_Recorded information_

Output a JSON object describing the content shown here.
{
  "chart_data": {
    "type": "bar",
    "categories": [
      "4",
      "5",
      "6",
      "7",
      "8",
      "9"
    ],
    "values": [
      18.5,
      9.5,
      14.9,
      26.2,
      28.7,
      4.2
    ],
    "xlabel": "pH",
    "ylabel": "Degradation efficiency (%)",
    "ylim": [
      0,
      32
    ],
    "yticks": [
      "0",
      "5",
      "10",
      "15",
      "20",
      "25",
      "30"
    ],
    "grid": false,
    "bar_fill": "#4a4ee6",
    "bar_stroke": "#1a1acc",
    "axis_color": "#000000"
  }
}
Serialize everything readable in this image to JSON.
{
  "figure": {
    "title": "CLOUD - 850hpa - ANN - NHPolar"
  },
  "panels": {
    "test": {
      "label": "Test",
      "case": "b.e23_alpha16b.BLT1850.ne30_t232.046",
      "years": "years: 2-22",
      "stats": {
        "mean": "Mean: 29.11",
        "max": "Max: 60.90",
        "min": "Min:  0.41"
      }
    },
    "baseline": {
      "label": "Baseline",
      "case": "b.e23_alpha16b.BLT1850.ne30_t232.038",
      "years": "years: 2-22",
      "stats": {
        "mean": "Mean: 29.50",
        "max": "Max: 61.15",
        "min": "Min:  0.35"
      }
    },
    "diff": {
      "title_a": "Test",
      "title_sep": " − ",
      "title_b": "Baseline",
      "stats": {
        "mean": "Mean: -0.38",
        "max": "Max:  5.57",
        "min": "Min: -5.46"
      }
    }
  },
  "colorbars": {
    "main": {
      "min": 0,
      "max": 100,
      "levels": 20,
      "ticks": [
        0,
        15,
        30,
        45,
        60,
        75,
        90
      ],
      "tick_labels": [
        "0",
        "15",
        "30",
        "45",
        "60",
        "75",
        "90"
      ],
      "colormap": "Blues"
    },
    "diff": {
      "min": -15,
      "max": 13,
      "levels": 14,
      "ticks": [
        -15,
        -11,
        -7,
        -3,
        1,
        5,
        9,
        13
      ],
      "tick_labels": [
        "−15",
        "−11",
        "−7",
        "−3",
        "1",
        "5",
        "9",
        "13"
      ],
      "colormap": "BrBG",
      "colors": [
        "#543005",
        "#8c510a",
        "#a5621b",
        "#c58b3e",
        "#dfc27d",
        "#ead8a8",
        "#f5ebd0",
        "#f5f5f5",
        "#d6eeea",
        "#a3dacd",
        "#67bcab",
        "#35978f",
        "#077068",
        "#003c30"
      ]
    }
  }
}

_Required task_
Print out every entry, keeping each one exact.

_Complete answer_
Output a JSON object describing the content shown here.
{
  "chart_data": {
    "type": "bar",
    "categories": [
      "4",
      "5",
      "6",
      "7",
      "8",
      "9"
    ],
    "values": [
      18.5,
      9.5,
      14.9,
      26.2,
      28.7,
      4.2
    ],
    "xlabel": "pH",
    "ylabel": "Degradation efficiency (%)",
    "ylim": [
      0,
      32
    ],
    "yticks": [
      "0",
      "5",
      "10",
      "15",
      "20",
      "25",
      "30"
    ],
    "grid": false,
    "bar_fill": "#4a4ee6",
    "bar_stroke": "#1a1acc",
    "axis_color": "#000000"
  }
}
Serialize everything readable in this image to JSON.
{
  "figure": {
    "title": "CLOUD - 850hpa - ANN - NHPolar"
  },
  "panels": {
    "test": {
      "label": "Test",
      "case": "b.e23_alpha16b.BLT1850.ne30_t232.046",
      "years": "years: 2-22",
      "stats": {
        "mean": "Mean: 29.11",
        "max": "Max: 60.90",
        "min": "Min:  0.41"
      }
    },
    "baseline": {
      "label": "Baseline",
      "case": "b.e23_alpha16b.BLT1850.ne30_t232.038",
      "years": "years: 2-22",
      "stats": {
        "mean": "Mean: 29.50",
        "max": "Max: 61.15",
        "min": "Min:  0.35"
      }
    },
    "diff": {
      "title_a": "Test",
      "title_sep": " − ",
      "title_b": "Baseline",
      "stats": {
        "mean": "Mean: -0.38",
        "max": "Max:  5.57",
        "min": "Min: -5.46"
      }
    }
  },
  "colorbars": {
    "main": {
      "min": 0,
      "max": 100,
      "levels": 20,
      "ticks": [
        0,
        15,
        30,
        45,
        60,
        75,
        90
      ],
      "tick_labels": [
        "0",
        "15",
        "30",
        "45",
        "60",
        "75",
        "90"
      ],
      "colormap": "Blues"
    },
    "diff": {
      "min": -15,
      "max": 13,
      "levels": 14,
      "ticks": [
        -15,
        -11,
        -7,
        -3,
        1,
        5,
        9,
        13
      ],
      "tick_labels": [
        "−15",
        "−11",
        "−7",
        "−3",
        "1",
        "5",
        "9",
        "13"
      ],
      "colormap": "BrBG",
      "colors": [
        "#543005",
        "#8c510a",
        "#a5621b",
        "#c58b3e",
        "#dfc27d",
        "#ead8a8",
        "#f5ebd0",
        "#f5f5f5",
        "#d6eeea",
        "#a3dacd",
        "#67bcab",
        "#35978f",
        "#077068",
        "#003c30"
      ]
    }
  }
}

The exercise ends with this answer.